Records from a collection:
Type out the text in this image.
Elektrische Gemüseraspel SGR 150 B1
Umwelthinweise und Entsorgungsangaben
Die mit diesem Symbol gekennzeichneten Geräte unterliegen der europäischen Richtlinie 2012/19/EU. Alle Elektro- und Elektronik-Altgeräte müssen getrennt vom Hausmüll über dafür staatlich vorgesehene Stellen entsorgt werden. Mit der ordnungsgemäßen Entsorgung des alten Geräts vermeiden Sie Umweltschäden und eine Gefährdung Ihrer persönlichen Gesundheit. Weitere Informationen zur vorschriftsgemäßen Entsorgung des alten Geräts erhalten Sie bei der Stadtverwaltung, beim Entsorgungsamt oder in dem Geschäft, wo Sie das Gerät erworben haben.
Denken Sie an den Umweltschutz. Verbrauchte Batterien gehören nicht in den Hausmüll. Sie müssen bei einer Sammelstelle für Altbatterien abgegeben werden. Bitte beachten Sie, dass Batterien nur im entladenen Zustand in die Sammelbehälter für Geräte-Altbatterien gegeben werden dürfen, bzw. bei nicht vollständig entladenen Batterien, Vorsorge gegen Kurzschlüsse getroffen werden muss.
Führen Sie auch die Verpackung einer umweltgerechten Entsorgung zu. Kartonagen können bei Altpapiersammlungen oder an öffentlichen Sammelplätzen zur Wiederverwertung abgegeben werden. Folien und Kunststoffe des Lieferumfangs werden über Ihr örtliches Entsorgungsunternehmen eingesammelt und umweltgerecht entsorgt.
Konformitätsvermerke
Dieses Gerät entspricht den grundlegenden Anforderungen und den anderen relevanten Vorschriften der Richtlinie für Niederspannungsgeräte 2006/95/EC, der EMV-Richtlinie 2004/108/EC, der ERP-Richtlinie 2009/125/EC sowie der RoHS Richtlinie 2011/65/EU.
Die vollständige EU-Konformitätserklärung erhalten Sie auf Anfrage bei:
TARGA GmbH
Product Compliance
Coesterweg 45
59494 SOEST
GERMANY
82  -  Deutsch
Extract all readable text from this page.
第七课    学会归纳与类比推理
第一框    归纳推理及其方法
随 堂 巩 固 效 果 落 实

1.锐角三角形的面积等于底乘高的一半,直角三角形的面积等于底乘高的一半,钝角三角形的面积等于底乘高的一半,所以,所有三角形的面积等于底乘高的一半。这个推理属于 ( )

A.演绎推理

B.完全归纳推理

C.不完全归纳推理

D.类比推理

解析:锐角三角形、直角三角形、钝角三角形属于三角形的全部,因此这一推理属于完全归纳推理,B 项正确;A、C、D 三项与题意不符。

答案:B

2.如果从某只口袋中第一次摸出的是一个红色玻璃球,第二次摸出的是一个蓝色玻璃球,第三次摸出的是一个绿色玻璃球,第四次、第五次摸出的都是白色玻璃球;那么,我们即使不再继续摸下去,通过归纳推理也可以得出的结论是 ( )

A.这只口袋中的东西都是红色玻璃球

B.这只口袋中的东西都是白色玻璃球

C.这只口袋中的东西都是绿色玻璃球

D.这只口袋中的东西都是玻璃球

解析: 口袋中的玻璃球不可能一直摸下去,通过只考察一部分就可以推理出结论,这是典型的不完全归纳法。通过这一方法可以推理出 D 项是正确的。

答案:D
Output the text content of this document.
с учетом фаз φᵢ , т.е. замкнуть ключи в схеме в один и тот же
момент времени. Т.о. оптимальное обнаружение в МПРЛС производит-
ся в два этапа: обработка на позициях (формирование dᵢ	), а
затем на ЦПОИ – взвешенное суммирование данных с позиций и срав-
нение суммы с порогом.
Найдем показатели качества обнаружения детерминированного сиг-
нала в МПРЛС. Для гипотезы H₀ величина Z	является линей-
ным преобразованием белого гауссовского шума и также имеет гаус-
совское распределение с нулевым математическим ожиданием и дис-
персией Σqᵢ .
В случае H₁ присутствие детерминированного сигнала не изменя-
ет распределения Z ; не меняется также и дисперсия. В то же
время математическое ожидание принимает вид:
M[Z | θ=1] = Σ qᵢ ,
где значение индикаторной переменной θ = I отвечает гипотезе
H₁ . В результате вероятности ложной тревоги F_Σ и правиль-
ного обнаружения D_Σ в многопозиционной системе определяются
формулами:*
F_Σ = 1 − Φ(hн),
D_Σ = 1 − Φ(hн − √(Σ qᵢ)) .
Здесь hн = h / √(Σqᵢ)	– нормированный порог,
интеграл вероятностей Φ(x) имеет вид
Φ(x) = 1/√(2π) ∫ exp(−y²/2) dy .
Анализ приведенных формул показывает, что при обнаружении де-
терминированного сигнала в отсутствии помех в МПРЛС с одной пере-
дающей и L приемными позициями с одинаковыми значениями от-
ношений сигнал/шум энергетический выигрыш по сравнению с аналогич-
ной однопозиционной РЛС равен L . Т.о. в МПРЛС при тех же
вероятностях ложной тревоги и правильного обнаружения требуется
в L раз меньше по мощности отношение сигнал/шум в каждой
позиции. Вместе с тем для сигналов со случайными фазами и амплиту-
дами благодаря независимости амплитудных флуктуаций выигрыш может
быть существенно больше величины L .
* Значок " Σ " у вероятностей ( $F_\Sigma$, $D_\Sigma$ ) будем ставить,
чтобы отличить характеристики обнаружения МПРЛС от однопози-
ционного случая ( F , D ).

Given instruction: Pick out each line containing the string "также" and copy it.

Full solution:
ным преобразованием белого гауссовского шума и также имеет гаус-
ет распределения Z ; не меняется также и дисперсия. В то же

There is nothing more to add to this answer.